• _Source data_:
§ §
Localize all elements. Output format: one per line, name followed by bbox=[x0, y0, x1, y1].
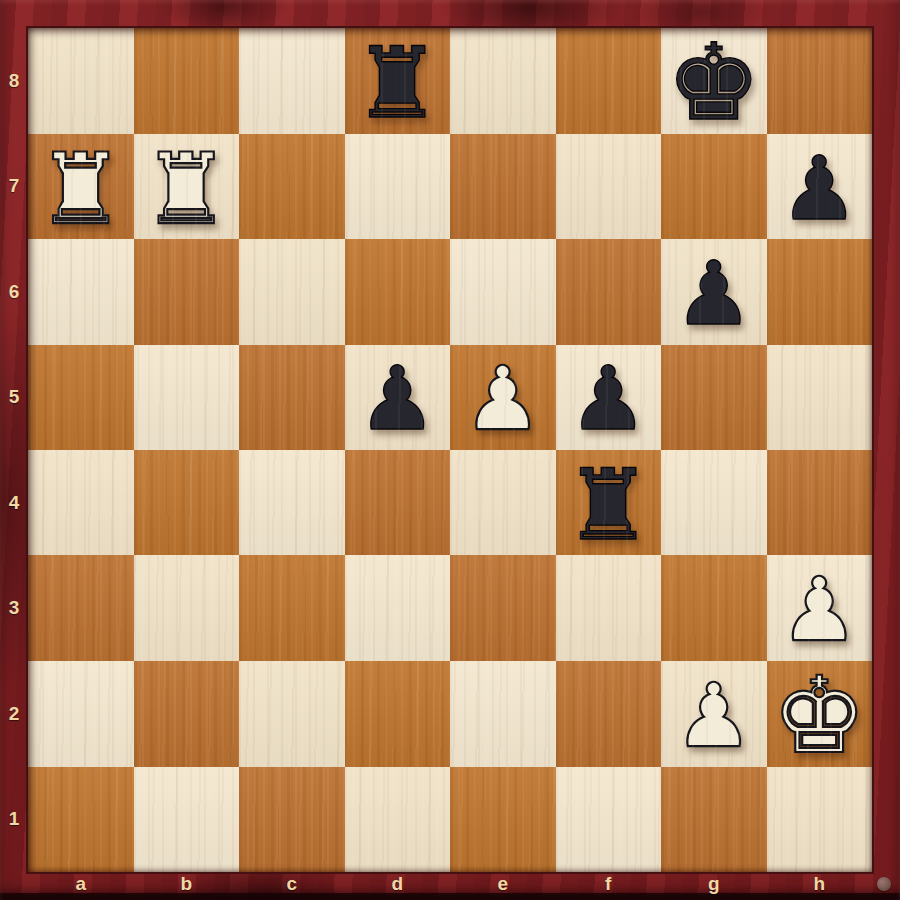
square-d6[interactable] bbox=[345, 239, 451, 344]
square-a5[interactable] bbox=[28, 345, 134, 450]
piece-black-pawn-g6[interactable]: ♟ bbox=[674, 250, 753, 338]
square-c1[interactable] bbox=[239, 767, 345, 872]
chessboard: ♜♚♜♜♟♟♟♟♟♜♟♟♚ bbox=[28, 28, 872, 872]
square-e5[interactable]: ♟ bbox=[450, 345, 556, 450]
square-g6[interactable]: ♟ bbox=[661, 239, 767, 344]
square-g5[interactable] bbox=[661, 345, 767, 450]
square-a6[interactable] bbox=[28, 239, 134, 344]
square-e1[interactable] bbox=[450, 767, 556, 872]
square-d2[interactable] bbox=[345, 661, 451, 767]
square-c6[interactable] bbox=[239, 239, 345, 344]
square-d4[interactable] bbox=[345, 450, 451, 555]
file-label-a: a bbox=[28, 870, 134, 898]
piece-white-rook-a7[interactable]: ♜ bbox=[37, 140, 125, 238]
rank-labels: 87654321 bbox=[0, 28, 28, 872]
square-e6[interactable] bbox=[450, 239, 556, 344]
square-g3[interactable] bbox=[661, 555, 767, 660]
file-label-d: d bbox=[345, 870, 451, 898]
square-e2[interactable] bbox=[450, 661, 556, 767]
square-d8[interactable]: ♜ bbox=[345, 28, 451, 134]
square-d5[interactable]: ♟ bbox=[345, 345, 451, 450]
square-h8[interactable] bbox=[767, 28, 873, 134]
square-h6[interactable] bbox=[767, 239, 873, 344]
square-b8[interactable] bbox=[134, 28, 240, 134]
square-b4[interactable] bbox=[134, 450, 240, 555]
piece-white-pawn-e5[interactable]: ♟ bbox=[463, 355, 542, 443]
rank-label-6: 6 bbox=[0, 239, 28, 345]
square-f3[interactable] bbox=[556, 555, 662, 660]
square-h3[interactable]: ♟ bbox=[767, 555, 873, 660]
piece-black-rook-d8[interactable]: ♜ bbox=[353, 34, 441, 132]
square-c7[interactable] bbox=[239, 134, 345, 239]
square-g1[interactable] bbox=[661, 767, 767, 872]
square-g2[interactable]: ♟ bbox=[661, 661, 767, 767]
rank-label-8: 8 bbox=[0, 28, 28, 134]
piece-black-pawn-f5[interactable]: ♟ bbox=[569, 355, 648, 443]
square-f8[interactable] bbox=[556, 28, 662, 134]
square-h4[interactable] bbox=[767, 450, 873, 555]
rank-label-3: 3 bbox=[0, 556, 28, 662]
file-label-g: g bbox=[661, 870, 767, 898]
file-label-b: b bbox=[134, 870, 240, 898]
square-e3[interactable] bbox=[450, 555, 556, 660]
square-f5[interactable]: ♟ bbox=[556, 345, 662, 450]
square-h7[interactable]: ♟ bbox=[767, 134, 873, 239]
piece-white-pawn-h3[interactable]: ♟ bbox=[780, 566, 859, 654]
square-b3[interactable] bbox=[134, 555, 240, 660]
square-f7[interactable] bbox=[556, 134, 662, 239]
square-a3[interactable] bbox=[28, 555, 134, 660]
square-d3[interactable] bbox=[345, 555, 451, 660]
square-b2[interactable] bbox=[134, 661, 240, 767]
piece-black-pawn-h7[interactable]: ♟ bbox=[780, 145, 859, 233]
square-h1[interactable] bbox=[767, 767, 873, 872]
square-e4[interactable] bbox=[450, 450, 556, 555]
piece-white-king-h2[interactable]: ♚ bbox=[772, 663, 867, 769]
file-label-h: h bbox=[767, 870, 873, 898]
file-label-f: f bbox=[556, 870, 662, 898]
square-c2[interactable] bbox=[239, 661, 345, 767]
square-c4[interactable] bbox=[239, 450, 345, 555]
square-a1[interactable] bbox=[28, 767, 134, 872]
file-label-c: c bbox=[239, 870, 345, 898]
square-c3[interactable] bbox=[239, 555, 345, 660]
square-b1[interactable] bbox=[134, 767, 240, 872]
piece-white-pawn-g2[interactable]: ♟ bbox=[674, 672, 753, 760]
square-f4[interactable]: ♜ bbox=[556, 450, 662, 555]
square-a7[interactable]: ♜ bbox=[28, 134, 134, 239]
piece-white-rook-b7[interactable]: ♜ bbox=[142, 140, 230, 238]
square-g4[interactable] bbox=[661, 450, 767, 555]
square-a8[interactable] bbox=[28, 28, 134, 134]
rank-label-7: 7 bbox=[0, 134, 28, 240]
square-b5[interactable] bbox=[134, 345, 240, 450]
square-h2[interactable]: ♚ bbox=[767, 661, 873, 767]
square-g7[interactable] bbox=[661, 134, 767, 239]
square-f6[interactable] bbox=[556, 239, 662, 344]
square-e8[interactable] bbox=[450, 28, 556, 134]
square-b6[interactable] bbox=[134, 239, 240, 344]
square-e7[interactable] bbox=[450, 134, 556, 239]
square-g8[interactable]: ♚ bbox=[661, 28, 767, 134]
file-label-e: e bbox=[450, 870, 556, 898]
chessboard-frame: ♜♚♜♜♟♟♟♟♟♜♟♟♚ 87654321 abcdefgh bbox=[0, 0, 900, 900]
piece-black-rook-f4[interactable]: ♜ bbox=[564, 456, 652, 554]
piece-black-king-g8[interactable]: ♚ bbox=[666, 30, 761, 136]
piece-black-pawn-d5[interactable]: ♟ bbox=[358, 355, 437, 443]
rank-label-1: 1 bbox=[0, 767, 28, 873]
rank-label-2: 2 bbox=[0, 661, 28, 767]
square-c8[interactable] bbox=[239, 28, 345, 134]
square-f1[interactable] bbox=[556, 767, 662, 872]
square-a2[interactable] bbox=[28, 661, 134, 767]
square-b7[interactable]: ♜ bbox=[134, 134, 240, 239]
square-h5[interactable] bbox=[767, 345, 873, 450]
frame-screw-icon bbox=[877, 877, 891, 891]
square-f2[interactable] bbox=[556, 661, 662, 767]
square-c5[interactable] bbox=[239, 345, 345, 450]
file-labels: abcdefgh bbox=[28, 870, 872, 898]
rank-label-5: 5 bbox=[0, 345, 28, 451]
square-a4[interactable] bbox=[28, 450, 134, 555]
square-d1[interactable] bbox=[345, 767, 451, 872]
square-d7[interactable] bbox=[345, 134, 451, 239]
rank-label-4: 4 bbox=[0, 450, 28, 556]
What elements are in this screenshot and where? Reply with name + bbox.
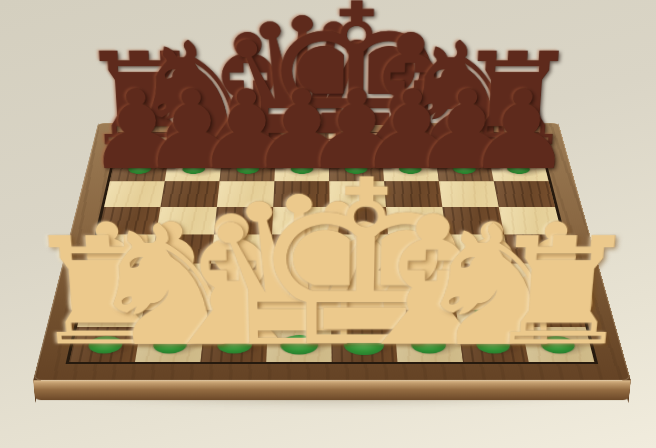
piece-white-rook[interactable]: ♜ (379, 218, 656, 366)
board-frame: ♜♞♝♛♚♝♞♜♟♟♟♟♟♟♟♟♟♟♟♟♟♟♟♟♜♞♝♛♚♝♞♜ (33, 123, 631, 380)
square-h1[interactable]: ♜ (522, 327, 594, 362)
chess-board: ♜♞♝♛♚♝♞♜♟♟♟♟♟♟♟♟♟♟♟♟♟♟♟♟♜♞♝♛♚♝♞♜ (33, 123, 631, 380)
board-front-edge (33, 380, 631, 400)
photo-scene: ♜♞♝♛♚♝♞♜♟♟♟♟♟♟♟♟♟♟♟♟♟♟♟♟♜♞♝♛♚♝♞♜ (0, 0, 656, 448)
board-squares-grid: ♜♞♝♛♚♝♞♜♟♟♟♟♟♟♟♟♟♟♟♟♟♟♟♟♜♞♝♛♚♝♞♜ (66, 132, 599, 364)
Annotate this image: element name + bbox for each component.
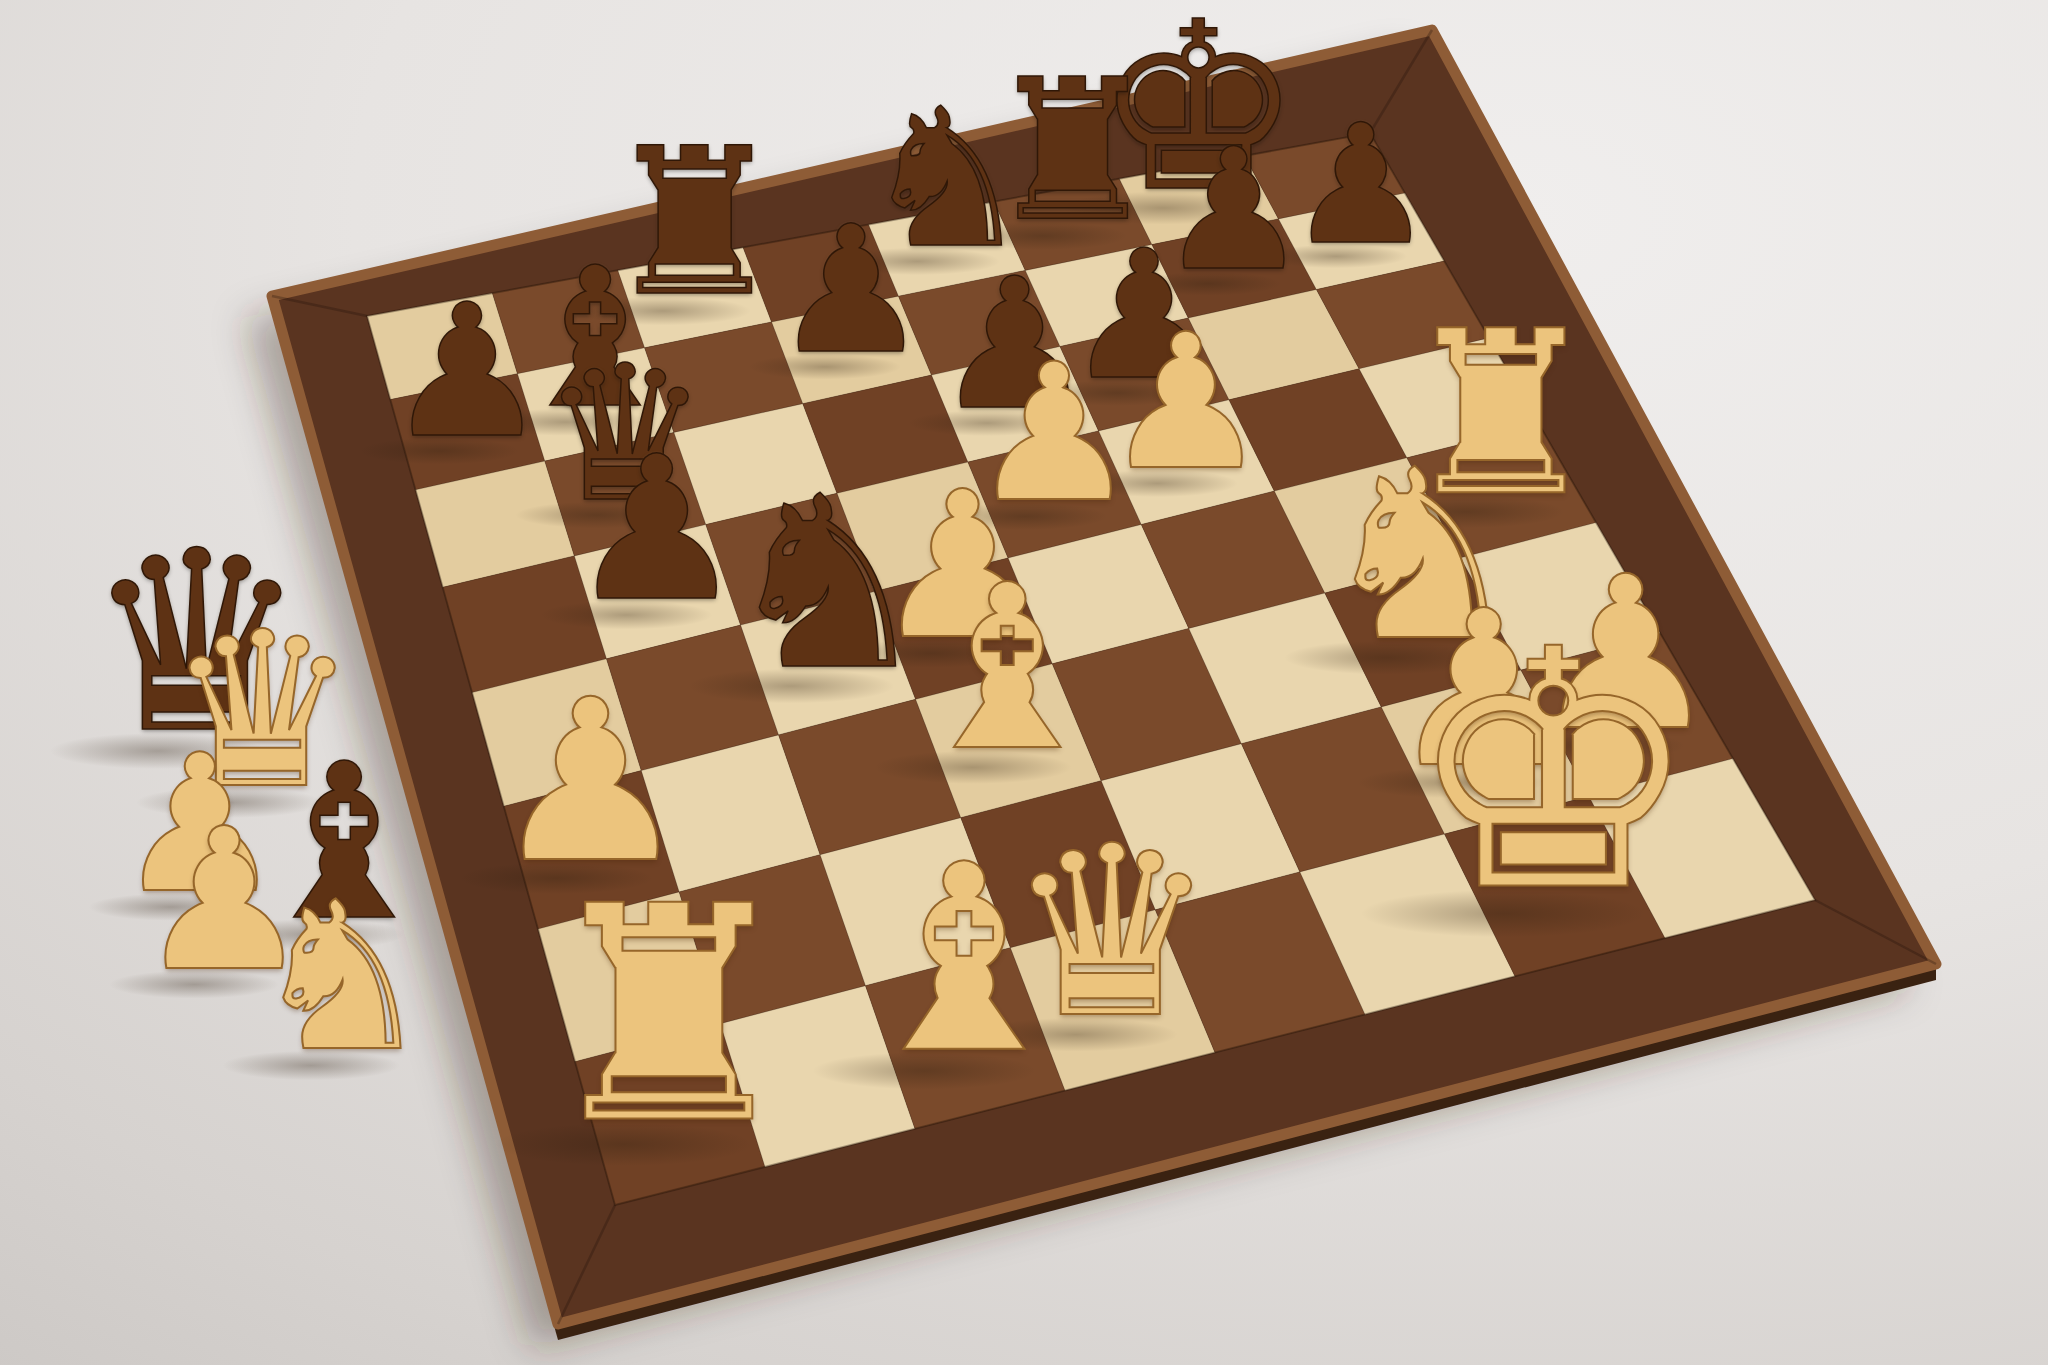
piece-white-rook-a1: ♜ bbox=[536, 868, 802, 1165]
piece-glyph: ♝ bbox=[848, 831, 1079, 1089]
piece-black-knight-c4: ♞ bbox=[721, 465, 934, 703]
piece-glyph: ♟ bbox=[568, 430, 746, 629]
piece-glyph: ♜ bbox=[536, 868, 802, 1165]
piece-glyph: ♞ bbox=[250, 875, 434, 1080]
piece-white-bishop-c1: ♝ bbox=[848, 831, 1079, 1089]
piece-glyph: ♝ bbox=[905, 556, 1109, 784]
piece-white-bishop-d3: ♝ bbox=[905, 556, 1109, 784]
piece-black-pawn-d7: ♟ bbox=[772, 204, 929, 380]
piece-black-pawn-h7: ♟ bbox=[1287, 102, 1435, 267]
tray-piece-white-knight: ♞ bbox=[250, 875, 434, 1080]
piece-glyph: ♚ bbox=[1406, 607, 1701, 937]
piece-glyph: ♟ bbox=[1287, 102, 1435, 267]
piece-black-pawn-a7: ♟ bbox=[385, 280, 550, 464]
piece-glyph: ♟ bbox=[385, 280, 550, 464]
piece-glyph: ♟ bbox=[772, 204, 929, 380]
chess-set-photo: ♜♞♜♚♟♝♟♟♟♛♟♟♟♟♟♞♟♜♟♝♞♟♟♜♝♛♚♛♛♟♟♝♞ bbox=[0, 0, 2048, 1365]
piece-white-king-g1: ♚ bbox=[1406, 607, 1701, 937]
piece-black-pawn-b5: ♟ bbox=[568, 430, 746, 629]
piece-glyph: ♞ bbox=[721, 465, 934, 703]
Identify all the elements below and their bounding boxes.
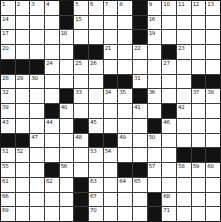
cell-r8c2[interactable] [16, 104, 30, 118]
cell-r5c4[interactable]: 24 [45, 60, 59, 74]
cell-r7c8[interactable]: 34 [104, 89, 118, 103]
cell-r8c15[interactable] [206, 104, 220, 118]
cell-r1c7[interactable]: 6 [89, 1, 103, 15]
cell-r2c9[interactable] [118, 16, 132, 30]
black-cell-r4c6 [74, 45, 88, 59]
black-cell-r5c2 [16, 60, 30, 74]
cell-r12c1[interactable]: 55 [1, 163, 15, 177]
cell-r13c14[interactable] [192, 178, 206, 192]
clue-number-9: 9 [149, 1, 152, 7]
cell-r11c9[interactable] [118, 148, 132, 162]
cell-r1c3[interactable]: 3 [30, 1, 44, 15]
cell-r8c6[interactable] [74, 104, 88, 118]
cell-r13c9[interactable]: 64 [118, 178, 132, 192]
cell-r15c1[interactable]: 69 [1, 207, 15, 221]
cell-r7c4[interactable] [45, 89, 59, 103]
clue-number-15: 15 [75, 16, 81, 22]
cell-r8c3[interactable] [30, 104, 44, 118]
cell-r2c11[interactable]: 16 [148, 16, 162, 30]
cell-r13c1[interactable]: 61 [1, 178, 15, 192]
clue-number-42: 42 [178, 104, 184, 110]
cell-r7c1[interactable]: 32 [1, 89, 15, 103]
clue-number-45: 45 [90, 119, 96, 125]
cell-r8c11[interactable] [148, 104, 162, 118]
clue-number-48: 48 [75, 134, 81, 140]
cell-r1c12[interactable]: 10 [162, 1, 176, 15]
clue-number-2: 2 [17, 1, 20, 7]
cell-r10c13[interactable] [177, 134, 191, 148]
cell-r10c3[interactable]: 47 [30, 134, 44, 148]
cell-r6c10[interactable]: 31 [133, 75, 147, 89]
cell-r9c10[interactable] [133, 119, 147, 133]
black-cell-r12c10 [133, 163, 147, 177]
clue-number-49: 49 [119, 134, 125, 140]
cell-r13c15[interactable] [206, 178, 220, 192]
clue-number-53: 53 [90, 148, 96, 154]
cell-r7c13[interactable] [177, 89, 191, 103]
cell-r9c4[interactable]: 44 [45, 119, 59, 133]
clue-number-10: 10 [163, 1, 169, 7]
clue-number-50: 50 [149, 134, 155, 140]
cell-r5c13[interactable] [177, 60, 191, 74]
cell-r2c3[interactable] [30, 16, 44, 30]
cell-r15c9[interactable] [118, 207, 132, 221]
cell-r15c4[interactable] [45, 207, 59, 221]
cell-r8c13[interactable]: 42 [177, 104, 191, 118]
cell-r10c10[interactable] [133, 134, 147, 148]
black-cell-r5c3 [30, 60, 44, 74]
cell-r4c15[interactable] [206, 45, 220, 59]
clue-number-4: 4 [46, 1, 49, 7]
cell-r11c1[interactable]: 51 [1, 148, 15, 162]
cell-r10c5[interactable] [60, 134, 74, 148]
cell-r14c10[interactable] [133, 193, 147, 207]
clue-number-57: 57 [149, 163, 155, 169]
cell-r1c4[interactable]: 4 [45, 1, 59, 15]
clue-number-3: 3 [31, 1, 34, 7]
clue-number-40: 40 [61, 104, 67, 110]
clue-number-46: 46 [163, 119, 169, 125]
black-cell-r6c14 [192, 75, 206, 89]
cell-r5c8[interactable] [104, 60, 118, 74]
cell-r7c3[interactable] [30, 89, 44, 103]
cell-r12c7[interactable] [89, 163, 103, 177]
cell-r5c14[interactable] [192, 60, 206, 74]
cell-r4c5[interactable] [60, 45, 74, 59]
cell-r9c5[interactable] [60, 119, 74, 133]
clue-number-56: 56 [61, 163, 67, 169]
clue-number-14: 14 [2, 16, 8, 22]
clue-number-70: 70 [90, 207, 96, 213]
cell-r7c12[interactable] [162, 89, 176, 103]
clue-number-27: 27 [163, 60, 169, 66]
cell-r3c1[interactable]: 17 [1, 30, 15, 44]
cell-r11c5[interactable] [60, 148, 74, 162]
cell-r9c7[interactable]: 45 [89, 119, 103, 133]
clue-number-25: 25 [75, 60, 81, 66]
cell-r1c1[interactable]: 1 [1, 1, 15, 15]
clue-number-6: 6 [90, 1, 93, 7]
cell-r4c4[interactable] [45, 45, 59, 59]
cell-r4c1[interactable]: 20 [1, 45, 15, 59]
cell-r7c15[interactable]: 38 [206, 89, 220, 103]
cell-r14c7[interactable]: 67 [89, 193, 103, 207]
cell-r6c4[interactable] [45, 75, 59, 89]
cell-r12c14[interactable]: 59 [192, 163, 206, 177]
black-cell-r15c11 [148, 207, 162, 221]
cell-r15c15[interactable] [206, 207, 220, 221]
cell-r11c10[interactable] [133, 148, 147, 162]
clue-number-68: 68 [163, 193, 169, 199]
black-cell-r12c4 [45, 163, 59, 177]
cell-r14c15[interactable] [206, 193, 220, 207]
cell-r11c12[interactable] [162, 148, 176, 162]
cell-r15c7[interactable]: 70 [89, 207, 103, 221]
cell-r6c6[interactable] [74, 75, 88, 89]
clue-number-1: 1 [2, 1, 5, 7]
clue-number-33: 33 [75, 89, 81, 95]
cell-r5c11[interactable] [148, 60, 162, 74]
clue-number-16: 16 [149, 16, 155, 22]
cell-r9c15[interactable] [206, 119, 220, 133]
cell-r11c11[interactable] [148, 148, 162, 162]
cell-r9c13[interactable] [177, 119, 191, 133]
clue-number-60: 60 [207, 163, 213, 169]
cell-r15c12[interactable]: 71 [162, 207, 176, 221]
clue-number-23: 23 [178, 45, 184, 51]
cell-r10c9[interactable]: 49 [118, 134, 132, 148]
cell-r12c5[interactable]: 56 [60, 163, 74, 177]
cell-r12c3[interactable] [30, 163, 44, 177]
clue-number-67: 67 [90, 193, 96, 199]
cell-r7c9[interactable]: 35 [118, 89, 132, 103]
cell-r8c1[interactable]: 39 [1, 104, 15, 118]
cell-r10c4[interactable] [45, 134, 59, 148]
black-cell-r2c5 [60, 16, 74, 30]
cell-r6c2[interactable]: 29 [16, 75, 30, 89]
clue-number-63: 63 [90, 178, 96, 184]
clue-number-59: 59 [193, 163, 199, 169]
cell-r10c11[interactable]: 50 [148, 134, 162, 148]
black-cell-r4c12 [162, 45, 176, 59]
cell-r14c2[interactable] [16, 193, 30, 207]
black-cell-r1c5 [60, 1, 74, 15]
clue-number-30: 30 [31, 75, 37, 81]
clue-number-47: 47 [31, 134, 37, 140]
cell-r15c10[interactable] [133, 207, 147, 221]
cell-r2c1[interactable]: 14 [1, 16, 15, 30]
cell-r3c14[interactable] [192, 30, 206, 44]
§ §
• _Exercise aim_:
Copy out, with no changes, the lines from the one containing "square-d6[interactable] bbox=[345, 239, 451, 344]" through the one containing "square-h7[interactable]: ♟ bbox=[767, 134, 873, 239]".

• _Result_:
square-d6[interactable] bbox=[345, 239, 451, 344]
square-a5[interactable] bbox=[28, 345, 134, 450]
piece-black-pawn-g6[interactable]: ♟ bbox=[674, 250, 753, 338]
square-c1[interactable] bbox=[239, 767, 345, 872]
chessboard: ♜♚♜♜♟♟♟♟♟♜♟♟♚ bbox=[28, 28, 872, 872]
square-e5[interactable]: ♟ bbox=[450, 345, 556, 450]
square-g6[interactable]: ♟ bbox=[661, 239, 767, 344]
square-g5[interactable] bbox=[661, 345, 767, 450]
square-a6[interactable] bbox=[28, 239, 134, 344]
square-e1[interactable] bbox=[450, 767, 556, 872]
square-d2[interactable] bbox=[345, 661, 451, 767]
square-c6[interactable] bbox=[239, 239, 345, 344]
square-d4[interactable] bbox=[345, 450, 451, 555]
file-label-a: a bbox=[28, 870, 134, 898]
piece-white-rook-a7[interactable]: ♜ bbox=[37, 140, 125, 238]
rank-labels: 87654321 bbox=[0, 28, 28, 872]
square-e6[interactable] bbox=[450, 239, 556, 344]
square-g3[interactable] bbox=[661, 555, 767, 660]
file-label-d: d bbox=[345, 870, 451, 898]
square-e2[interactable] bbox=[450, 661, 556, 767]
square-d8[interactable]: ♜ bbox=[345, 28, 451, 134]
square-d5[interactable]: ♟ bbox=[345, 345, 451, 450]
square-h8[interactable] bbox=[767, 28, 873, 134]
square-h6[interactable] bbox=[767, 239, 873, 344]
square-b8[interactable] bbox=[134, 28, 240, 134]
square-b4[interactable] bbox=[134, 450, 240, 555]
piece-white-pawn-e5[interactable]: ♟ bbox=[463, 355, 542, 443]
rank-label-6: 6 bbox=[0, 239, 28, 345]
square-f3[interactable] bbox=[556, 555, 662, 660]
square-h3[interactable]: ♟ bbox=[767, 555, 873, 660]
piece-black-rook-d8[interactable]: ♜ bbox=[353, 34, 441, 132]
square-c7[interactable] bbox=[239, 134, 345, 239]
square-g1[interactable] bbox=[661, 767, 767, 872]
square-g2[interactable]: ♟ bbox=[661, 661, 767, 767]
rank-label-8: 8 bbox=[0, 28, 28, 134]
piece-black-pawn-f5[interactable]: ♟ bbox=[569, 355, 648, 443]
square-f8[interactable] bbox=[556, 28, 662, 134]
square-h4[interactable] bbox=[767, 450, 873, 555]
rank-label-3: 3 bbox=[0, 556, 28, 662]
file-label-g: g bbox=[661, 870, 767, 898]
file-label-b: b bbox=[134, 870, 240, 898]
square-e3[interactable] bbox=[450, 555, 556, 660]
square-f5[interactable]: ♟ bbox=[556, 345, 662, 450]
square-h7[interactable]: ♟ bbox=[767, 134, 873, 239]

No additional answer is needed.